Filter the lines below, copying only those with the string "وهيب".

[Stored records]

§ §

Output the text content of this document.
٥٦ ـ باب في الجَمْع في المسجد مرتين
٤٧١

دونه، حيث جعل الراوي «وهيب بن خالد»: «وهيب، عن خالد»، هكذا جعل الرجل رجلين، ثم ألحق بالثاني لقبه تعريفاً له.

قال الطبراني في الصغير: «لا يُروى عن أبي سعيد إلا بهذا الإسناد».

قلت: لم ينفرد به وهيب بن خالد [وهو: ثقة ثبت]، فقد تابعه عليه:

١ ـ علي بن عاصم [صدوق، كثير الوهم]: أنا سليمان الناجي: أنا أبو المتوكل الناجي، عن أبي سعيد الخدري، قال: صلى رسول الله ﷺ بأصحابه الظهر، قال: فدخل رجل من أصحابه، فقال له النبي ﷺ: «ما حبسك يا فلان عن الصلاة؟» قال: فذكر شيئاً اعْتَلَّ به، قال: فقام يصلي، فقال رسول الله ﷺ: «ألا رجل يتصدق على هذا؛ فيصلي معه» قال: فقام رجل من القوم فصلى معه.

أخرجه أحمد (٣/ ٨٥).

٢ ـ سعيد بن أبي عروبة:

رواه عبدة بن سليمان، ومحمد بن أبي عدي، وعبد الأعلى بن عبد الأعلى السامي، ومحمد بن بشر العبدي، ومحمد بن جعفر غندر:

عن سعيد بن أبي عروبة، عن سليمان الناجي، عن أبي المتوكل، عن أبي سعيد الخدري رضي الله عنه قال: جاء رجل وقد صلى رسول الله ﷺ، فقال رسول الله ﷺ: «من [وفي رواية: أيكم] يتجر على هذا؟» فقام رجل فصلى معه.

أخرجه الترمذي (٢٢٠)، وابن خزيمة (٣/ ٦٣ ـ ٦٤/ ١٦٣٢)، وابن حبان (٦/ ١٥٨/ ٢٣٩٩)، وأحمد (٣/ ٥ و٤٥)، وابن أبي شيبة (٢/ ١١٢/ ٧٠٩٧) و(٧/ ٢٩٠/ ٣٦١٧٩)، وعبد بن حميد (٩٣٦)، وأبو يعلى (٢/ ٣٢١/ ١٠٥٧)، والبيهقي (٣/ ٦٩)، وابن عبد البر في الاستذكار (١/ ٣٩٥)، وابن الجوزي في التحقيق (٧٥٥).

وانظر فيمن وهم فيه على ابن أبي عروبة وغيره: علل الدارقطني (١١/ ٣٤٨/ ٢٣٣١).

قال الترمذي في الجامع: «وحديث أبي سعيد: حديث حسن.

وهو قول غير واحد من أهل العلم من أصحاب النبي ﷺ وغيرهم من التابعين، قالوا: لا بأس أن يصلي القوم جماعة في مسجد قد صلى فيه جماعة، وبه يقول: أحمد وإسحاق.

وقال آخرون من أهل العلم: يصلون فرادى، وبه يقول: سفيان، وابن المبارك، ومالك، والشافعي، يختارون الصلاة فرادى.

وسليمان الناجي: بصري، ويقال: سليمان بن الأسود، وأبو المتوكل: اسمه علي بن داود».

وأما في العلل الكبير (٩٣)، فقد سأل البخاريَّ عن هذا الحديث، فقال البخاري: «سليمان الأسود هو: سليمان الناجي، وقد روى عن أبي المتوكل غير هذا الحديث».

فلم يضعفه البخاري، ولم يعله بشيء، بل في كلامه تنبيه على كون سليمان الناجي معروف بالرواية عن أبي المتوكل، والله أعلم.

§ §

• [RESULT OF THE TASK]:
دونه، حيث جعل الراوي «وهيب بن خالد»: «وهيب، عن خالد»، هكذا جعل الرجل رجلين، ثم ألحق بالثاني لقبه تعريفاً له.
قلت: لم ينفرد به وهيب بن خالد [وهو: ثقة ثبت]، فقد تابعه عليه:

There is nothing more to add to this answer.